[Figure data in JSON]
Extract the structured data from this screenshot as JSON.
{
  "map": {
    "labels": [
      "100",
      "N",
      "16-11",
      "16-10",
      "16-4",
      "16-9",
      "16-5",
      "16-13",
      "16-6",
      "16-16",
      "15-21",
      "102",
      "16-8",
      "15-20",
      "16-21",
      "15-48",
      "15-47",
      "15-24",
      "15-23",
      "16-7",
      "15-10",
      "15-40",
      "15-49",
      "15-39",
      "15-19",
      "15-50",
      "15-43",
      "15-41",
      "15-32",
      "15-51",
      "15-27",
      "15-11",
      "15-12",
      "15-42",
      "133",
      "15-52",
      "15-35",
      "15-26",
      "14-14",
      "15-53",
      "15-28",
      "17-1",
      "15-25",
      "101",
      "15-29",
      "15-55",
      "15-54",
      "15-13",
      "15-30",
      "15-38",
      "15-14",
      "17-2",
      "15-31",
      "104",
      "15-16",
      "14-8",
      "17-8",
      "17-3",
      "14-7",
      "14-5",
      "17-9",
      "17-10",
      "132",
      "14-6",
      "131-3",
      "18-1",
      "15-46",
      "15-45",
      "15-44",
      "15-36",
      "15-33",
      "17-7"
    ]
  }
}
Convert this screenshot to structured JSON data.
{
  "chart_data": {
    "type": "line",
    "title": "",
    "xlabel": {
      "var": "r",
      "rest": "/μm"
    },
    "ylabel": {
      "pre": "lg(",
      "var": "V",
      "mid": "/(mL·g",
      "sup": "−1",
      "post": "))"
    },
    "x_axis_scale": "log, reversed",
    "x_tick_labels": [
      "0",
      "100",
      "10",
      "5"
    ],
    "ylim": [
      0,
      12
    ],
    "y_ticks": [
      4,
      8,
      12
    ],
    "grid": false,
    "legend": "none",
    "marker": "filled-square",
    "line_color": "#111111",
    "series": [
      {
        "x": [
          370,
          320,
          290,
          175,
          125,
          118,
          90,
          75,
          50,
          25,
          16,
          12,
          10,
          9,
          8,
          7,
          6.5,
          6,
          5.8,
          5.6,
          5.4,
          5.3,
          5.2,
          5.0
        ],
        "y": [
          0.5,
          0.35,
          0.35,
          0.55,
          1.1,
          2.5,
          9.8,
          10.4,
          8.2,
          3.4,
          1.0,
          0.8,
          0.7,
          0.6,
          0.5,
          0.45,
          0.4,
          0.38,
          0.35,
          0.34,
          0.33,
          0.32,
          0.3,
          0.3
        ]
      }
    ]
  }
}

Given exercise:
Copy every line of the records word for word.

Response:
Extract the structured data from this screenshot as JSON.
{
  "map": {
    "labels": [
      "100",
      "N",
      "16-11",
      "16-10",
      "16-4",
      "16-9",
      "16-5",
      "16-13",
      "16-6",
      "16-16",
      "15-21",
      "102",
      "16-8",
      "15-20",
      "16-21",
      "15-48",
      "15-47",
      "15-24",
      "15-23",
      "16-7",
      "15-10",
      "15-40",
      "15-49",
      "15-39",
      "15-19",
      "15-50",
      "15-43",
      "15-41",
      "15-32",
      "15-51",
      "15-27",
      "15-11",
      "15-12",
      "15-42",
      "133",
      "15-52",
      "15-35",
      "15-26",
      "14-14",
      "15-53",
      "15-28",
      "17-1",
      "15-25",
      "101",
      "15-29",
      "15-55",
      "15-54",
      "15-13",
      "15-30",
      "15-38",
      "15-14",
      "17-2",
      "15-31",
      "104",
      "15-16",
      "14-8",
      "17-8",
      "17-3",
      "14-7",
      "14-5",
      "17-9",
      "17-10",
      "132",
      "14-6",
      "131-3",
      "18-1",
      "15-46",
      "15-45",
      "15-44",
      "15-36",
      "15-33",
      "17-7"
    ]
  }
}
Convert this screenshot to structured JSON data.
{
  "chart_data": {
    "type": "line",
    "title": "",
    "xlabel": {
      "var": "r",
      "rest": "/μm"
    },
    "ylabel": {
      "pre": "lg(",
      "var": "V",
      "mid": "/(mL·g",
      "sup": "−1",
      "post": "))"
    },
    "x_axis_scale": "log, reversed",
    "x_tick_labels": [
      "0",
      "100",
      "10",
      "5"
    ],
    "ylim": [
      0,
      12
    ],
    "y_ticks": [
      4,
      8,
      12
    ],
    "grid": false,
    "legend": "none",
    "marker": "filled-square",
    "line_color": "#111111",
    "series": [
      {
        "x": [
          370,
          320,
          290,
          175,
          125,
          118,
          90,
          75,
          50,
          25,
          16,
          12,
          10,
          9,
          8,
          7,
          6.5,
          6,
          5.8,
          5.6,
          5.4,
          5.3,
          5.2,
          5.0
        ],
        "y": [
          0.5,
          0.35,
          0.35,
          0.55,
          1.1,
          2.5,
          9.8,
          10.4,
          8.2,
          3.4,
          1.0,
          0.8,
          0.7,
          0.6,
          0.5,
          0.45,
          0.4,
          0.38,
          0.35,
          0.34,
          0.33,
          0.32,
          0.3,
          0.3
        ]
      }
    ]
  }
}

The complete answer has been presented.